▶

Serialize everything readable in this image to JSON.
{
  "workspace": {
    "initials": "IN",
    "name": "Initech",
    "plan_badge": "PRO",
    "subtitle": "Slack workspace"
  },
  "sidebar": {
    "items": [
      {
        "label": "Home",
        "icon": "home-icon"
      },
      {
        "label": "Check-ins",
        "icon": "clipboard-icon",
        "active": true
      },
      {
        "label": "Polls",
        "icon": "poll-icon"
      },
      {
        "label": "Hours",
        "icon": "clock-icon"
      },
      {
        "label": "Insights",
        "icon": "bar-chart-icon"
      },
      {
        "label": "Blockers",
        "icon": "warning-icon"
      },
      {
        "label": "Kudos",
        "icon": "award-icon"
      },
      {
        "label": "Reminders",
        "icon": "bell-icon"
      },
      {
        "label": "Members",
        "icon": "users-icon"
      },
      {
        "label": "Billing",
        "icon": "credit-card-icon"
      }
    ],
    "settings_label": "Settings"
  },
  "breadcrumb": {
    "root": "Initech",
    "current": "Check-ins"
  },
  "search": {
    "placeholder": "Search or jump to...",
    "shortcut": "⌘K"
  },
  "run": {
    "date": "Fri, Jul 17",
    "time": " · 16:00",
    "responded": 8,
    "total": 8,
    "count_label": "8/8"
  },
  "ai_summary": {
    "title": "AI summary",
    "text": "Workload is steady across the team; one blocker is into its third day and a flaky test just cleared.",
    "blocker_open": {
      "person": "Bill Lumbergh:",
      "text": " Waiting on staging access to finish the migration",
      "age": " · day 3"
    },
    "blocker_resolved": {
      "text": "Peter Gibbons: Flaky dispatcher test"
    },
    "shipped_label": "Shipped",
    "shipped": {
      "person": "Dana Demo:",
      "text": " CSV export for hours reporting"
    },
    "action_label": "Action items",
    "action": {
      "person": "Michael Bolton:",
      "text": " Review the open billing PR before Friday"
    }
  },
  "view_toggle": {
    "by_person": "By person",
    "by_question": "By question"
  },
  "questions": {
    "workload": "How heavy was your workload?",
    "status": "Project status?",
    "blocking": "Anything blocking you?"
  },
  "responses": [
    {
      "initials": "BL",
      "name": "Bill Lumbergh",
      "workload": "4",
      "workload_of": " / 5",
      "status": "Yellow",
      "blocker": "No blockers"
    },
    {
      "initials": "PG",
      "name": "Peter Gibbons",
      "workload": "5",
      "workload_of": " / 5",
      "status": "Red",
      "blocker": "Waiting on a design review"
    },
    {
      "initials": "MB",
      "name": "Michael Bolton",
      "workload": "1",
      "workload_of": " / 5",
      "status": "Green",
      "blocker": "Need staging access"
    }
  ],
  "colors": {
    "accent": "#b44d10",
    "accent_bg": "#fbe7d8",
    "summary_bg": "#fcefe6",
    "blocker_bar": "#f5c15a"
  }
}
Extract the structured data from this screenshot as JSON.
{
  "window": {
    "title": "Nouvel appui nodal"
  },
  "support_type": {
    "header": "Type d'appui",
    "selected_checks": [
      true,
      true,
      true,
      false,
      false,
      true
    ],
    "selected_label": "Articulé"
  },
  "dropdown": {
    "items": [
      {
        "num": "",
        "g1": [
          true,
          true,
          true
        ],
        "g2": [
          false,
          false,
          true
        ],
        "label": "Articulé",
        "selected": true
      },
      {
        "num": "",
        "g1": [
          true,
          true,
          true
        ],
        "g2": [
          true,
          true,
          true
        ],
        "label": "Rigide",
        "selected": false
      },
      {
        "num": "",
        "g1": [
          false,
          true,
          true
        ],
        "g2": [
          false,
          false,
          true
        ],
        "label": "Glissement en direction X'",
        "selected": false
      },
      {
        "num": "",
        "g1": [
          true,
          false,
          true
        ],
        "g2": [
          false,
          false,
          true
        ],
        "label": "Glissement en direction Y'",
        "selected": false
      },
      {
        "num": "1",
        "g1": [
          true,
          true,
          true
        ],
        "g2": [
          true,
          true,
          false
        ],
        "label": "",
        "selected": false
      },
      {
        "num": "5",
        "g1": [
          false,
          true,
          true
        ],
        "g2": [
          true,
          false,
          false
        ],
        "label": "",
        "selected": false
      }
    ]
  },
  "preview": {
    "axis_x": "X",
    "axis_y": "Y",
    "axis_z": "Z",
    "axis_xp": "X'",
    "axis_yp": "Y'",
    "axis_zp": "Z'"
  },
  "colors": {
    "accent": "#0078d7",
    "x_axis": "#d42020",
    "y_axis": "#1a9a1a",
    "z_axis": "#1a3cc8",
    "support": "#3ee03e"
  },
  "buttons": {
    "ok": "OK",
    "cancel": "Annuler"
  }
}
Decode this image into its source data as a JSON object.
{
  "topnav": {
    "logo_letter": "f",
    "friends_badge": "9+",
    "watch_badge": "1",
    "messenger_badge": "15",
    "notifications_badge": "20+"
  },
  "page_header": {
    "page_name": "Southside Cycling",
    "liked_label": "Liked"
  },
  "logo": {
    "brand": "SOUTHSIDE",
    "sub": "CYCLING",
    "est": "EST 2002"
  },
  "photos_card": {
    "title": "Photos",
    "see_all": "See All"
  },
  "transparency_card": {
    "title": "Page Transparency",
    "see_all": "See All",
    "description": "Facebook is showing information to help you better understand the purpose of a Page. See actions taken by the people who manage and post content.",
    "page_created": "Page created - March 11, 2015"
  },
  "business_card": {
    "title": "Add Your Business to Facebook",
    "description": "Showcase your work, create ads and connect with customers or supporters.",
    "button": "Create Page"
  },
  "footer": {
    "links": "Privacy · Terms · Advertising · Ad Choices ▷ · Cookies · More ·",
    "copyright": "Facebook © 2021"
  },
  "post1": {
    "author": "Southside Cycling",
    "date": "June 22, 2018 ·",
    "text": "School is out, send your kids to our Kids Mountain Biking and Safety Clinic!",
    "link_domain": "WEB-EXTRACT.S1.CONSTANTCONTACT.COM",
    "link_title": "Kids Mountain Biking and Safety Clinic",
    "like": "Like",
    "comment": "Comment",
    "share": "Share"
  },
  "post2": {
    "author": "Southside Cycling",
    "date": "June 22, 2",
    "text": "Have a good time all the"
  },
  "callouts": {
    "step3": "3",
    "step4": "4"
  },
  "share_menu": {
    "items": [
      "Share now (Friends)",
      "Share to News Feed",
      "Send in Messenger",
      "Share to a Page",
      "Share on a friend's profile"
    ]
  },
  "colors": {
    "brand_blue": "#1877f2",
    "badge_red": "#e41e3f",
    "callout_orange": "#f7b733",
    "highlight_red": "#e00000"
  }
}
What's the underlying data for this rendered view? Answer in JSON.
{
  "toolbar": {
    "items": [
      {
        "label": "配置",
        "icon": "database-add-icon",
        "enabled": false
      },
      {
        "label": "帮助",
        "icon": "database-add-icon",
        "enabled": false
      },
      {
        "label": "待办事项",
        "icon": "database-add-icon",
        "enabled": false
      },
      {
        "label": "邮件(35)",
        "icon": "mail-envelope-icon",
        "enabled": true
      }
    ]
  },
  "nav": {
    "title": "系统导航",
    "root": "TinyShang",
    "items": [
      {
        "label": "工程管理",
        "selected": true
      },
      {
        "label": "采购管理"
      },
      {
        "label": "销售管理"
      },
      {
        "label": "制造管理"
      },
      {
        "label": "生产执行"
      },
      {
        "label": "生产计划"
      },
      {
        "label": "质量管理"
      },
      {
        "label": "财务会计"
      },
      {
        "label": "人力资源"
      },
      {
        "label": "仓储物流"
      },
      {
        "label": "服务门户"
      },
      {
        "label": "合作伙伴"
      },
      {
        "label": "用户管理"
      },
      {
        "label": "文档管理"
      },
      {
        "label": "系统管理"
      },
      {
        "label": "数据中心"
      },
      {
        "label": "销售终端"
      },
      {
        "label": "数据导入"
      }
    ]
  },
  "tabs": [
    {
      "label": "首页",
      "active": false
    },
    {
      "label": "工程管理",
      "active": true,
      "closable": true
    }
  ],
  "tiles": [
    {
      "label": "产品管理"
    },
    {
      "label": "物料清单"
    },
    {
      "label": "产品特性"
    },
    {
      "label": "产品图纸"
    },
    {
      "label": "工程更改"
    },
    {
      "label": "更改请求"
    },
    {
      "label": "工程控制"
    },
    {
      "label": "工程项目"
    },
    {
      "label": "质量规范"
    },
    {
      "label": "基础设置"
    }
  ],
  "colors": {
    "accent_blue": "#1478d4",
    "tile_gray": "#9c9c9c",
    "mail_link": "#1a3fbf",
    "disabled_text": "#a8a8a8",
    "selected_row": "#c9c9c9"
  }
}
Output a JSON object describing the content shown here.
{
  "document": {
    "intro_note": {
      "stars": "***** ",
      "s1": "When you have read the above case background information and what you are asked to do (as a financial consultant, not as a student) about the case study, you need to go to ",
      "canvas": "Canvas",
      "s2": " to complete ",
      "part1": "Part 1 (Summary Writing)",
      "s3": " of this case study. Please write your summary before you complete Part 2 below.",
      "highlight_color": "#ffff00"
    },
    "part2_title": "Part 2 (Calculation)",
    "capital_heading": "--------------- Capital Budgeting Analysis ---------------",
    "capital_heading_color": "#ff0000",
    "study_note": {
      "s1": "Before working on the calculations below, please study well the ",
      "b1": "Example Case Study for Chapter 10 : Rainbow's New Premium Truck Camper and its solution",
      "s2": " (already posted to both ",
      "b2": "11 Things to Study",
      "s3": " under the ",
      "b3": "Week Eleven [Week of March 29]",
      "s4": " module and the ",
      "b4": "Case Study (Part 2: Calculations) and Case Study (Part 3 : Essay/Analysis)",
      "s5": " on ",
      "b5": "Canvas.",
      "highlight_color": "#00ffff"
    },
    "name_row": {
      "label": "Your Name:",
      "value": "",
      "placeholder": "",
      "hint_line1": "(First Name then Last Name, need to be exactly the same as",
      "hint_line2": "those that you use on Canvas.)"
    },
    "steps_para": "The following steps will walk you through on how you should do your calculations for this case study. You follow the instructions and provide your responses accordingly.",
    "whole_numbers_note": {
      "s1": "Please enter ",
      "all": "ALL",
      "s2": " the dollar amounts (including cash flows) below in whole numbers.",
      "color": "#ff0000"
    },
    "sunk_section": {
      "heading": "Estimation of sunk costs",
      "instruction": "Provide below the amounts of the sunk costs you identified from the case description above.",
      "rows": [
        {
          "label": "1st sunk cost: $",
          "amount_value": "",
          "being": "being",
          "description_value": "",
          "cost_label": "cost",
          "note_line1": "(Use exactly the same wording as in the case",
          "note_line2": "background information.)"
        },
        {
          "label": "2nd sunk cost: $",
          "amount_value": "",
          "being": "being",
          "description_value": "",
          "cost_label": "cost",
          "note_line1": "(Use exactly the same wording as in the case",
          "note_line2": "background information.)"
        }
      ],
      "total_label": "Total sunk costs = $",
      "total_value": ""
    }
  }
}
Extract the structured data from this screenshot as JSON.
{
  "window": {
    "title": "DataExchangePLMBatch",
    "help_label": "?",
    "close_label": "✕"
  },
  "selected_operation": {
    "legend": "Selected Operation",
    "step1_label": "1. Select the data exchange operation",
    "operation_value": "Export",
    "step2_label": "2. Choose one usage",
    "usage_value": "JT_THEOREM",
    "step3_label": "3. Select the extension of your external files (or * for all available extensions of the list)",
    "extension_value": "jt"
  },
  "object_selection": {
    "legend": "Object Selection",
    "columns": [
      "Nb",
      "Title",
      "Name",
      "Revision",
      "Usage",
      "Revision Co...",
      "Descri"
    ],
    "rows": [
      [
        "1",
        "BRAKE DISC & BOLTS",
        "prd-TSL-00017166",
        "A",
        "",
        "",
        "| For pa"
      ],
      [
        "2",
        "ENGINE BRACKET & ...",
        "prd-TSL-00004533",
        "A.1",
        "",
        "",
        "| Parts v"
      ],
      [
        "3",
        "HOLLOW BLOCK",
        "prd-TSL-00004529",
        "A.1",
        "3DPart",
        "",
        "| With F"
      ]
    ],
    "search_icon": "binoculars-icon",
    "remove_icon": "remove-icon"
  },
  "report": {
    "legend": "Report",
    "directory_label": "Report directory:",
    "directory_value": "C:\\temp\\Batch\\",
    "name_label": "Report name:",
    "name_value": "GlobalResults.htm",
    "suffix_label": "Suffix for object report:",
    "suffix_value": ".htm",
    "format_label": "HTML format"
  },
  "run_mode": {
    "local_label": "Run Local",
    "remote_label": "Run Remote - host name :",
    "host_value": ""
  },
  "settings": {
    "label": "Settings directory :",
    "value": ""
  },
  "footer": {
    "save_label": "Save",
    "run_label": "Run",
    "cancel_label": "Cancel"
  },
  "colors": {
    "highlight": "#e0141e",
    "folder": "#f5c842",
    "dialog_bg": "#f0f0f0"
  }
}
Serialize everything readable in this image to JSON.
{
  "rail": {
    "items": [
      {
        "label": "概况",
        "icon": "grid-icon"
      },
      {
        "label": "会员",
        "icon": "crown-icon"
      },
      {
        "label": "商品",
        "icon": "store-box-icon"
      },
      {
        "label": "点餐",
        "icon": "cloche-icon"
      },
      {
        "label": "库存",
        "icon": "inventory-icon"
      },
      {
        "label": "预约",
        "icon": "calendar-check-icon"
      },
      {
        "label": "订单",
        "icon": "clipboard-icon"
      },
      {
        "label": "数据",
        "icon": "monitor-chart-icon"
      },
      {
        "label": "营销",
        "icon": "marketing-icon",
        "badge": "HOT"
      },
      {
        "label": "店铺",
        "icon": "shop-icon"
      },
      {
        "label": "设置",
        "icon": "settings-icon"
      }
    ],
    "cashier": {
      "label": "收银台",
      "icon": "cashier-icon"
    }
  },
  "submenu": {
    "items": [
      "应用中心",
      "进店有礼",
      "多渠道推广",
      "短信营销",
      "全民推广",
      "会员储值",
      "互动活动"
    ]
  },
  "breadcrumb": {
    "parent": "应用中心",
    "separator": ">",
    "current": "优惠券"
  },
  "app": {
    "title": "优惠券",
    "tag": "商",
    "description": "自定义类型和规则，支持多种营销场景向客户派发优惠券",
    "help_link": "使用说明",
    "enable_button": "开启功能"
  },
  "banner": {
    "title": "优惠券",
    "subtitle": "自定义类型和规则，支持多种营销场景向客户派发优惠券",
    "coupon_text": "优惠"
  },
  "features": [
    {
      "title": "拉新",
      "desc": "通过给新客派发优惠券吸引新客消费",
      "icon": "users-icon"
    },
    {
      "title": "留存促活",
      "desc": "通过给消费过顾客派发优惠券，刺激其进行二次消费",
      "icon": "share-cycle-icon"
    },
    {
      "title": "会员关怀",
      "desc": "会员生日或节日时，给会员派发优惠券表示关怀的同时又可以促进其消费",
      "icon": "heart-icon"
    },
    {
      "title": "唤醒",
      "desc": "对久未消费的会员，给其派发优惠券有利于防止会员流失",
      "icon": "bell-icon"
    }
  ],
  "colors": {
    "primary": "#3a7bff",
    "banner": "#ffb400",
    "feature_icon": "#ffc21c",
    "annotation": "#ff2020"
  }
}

◀

PROBLEM: Return only the number of lines in the entries that contain the string "test".

ANSWER TO THIS TASK: 2